■ Set task:
Lift every line from the entries that includes the word "number".

■ Input rows:
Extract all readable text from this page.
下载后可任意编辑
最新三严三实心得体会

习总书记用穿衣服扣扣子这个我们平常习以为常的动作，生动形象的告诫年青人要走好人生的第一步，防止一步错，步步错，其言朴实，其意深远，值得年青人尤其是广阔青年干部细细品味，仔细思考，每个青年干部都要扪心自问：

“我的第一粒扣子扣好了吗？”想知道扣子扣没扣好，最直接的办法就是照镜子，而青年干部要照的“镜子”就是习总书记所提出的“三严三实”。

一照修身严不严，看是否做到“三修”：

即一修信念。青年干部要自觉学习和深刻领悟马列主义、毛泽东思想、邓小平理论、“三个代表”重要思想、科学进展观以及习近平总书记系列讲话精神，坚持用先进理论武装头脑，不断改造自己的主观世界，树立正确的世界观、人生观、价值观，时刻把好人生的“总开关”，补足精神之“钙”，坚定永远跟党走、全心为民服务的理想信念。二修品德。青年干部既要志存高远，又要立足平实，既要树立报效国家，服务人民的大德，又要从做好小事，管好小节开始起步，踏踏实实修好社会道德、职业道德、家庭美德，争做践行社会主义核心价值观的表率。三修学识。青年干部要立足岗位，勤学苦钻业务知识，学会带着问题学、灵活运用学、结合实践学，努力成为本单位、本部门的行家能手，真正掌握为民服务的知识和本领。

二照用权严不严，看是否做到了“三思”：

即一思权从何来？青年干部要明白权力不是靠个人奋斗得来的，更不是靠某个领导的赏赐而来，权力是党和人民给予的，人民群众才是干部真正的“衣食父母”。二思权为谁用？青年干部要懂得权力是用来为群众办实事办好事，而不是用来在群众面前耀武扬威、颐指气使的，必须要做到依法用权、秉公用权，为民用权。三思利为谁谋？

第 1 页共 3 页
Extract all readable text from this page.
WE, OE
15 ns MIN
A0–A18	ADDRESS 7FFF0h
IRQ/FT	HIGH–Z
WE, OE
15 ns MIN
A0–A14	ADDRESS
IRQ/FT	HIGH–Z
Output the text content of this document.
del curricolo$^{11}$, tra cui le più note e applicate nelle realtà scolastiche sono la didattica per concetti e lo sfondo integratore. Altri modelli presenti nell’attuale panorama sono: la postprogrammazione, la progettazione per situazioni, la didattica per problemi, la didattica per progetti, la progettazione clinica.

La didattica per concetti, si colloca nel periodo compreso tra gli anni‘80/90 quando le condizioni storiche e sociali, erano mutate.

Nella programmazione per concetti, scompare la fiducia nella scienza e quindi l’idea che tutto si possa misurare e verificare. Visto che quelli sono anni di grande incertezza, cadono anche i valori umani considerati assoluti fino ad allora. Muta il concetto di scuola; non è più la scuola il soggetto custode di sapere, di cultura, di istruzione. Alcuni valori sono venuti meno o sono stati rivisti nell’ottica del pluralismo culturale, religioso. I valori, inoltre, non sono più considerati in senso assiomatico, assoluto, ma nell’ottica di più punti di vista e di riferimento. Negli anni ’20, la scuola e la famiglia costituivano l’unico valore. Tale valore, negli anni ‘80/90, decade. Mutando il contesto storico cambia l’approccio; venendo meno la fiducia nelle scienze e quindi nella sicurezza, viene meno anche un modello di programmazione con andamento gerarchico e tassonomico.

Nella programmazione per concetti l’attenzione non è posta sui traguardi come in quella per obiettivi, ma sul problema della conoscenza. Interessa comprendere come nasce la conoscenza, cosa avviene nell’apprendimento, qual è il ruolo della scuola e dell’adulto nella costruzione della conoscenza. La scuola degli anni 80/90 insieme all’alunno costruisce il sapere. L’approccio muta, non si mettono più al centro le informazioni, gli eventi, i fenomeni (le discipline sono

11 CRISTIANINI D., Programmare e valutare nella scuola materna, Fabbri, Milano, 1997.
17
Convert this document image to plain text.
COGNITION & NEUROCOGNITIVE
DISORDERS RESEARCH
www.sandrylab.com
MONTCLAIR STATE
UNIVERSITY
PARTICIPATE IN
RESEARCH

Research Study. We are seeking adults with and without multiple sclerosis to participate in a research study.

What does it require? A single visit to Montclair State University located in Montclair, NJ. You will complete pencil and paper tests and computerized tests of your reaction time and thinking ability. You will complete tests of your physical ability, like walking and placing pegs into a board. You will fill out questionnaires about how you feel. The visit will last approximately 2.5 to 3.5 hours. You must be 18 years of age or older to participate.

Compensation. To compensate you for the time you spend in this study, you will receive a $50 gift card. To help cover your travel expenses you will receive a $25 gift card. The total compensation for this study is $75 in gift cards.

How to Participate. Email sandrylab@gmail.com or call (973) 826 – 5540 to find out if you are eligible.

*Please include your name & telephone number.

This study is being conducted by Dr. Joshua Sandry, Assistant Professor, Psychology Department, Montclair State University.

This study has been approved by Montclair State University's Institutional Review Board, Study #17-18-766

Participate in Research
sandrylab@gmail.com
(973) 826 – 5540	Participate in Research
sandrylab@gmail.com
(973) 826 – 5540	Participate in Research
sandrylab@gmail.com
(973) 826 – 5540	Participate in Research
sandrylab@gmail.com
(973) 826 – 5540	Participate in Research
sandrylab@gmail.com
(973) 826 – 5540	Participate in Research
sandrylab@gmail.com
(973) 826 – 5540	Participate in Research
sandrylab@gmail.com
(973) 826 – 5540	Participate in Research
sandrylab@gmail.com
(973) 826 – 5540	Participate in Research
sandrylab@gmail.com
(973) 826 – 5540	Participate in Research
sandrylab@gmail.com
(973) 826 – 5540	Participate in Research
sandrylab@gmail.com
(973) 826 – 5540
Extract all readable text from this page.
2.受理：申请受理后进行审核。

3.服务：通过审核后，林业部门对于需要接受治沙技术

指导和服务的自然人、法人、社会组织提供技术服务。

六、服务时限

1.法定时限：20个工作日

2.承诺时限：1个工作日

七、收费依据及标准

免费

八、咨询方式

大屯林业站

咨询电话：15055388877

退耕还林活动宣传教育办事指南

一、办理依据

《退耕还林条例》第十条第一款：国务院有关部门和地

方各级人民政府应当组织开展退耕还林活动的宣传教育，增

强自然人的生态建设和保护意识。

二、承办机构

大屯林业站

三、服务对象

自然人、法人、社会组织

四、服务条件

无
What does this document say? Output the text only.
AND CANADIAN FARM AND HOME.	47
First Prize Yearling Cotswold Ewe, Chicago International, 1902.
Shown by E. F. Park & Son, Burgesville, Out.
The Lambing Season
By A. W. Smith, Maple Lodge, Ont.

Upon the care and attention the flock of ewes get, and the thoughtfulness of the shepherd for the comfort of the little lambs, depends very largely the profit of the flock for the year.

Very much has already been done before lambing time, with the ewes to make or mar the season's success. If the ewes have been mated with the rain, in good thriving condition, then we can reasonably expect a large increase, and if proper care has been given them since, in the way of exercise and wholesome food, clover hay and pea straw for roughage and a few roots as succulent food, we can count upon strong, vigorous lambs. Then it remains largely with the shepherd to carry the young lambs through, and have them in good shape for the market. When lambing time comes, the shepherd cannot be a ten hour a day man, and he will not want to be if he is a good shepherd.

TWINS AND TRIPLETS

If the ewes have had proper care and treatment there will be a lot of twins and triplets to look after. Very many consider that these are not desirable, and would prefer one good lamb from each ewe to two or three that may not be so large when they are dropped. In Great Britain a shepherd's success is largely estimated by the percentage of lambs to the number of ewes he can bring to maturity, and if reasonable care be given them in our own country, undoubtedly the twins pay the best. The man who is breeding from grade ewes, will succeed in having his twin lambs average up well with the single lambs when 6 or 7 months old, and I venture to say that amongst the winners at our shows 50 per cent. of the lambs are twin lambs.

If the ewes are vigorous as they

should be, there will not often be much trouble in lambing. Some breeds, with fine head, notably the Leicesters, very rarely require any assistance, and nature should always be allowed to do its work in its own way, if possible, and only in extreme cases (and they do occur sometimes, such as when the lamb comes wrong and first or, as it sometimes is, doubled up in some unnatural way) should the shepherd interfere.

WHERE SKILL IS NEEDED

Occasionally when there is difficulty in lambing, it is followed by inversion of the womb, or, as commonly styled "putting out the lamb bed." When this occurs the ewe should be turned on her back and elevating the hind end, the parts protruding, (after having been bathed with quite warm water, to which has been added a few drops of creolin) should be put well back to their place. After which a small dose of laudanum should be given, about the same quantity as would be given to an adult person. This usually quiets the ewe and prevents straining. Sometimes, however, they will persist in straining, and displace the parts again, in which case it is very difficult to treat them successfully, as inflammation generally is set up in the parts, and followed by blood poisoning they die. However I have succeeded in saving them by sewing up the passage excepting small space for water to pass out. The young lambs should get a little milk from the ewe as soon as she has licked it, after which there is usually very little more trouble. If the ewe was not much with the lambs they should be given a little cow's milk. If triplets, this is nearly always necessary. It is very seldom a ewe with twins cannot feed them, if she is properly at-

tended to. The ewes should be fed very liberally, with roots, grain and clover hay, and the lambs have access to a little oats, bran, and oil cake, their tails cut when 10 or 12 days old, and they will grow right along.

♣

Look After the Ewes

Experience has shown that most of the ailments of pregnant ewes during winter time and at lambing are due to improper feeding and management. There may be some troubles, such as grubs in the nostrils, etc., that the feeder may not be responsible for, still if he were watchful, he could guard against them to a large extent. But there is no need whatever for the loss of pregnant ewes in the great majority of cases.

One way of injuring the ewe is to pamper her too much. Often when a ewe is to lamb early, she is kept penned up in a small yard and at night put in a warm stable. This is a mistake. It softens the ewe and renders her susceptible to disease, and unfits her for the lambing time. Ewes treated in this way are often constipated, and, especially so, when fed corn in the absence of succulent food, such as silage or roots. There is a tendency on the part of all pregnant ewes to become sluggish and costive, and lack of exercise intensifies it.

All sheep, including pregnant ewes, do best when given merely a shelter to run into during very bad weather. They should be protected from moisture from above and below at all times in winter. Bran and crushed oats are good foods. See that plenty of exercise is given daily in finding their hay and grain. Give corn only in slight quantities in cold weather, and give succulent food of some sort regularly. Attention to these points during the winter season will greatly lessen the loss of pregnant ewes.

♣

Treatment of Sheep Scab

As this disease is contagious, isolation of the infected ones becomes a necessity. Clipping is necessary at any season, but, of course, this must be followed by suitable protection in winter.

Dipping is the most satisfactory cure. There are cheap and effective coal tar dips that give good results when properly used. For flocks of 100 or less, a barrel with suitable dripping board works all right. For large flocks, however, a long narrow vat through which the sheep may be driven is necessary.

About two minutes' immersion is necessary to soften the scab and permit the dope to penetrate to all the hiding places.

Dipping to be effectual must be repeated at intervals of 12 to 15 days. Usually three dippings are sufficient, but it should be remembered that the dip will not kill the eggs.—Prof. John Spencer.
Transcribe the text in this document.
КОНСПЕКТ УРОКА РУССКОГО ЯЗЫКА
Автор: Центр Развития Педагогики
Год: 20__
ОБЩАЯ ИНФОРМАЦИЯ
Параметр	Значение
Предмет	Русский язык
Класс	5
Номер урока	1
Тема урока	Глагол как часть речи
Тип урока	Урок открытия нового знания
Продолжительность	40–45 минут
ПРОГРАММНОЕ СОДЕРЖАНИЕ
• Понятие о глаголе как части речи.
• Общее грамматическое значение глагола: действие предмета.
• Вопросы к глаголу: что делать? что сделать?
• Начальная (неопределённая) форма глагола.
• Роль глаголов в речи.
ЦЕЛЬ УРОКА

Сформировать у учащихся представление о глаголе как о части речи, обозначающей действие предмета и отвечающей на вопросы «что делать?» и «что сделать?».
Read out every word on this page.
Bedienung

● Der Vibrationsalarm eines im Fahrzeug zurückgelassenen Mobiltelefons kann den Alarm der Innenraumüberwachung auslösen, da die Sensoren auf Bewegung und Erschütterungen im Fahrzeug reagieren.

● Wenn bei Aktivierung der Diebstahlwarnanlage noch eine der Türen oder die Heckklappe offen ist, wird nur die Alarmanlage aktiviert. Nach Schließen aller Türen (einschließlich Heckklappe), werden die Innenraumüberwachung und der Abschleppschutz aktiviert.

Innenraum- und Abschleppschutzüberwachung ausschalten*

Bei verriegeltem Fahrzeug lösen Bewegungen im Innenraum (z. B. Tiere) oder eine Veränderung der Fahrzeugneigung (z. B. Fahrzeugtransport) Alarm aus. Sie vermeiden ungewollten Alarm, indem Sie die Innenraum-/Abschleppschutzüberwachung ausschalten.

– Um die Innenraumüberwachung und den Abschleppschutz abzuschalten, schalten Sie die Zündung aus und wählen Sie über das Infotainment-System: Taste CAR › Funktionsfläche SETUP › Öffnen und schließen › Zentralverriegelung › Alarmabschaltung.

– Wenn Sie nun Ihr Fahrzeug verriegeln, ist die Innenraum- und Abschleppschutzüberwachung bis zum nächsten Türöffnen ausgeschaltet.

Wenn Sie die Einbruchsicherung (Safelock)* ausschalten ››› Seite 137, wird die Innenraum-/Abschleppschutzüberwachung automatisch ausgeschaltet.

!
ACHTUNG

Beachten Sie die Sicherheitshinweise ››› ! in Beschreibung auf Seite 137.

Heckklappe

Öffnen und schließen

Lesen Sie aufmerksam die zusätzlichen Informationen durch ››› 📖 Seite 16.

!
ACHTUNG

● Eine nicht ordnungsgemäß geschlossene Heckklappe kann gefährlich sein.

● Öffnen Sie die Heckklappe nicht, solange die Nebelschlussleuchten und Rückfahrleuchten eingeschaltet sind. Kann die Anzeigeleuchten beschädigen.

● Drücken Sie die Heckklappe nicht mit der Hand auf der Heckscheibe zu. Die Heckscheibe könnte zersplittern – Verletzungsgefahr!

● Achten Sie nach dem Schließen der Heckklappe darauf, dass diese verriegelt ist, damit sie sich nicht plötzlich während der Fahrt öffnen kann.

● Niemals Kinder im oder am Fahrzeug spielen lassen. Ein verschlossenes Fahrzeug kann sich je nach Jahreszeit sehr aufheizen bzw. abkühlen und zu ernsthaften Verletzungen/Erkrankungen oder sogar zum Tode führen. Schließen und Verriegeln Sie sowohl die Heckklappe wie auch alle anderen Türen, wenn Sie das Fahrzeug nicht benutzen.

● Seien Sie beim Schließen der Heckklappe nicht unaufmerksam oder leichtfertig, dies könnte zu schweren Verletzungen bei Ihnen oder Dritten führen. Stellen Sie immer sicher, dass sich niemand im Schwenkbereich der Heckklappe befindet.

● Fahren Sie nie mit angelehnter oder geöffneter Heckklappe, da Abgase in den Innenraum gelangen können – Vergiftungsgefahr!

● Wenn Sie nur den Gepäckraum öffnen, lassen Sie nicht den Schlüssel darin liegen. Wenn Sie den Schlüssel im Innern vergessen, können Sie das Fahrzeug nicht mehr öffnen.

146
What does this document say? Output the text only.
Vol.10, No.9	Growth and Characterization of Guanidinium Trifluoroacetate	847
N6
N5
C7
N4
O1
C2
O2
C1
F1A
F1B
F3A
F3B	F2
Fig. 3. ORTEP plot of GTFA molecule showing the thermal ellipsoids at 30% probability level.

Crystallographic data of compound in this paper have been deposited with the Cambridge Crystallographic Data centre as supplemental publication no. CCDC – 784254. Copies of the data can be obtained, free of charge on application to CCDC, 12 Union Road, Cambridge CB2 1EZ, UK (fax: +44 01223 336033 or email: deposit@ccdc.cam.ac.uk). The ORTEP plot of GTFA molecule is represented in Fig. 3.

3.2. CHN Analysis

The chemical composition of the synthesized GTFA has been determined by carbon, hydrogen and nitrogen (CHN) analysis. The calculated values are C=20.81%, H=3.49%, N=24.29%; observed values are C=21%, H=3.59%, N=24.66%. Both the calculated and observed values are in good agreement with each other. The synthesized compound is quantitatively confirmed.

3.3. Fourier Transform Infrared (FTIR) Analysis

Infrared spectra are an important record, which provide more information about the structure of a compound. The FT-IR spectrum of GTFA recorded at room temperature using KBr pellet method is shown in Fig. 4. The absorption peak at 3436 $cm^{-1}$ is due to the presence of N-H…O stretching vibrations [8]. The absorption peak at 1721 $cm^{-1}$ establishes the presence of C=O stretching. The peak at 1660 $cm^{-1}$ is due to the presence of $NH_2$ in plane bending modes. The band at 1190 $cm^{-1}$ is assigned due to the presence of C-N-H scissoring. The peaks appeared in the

■ Exercise response:
*Please include your name & telephone number.
If the ewes have had proper care and treatment there will be a lot of twins and triplets to look after. Very many consider that these are not desirable, and would prefer one good lamb from each ewe to two or three that may not be so large when they are dropped. In Great Britain a shepherd's success is largely estimated by the percentage of lambs to the number of ewes he can bring to maturity, and if reasonable care be given them in our own country, undoubtedly the twins pay the best. The man who is breeding from grade ewes, will succeed in having his twin lambs average up well with the single lambs when 6 or 7 months old, and I venture to say that amongst the winners at our shows 50 per cent. of the lambs are twin lambs.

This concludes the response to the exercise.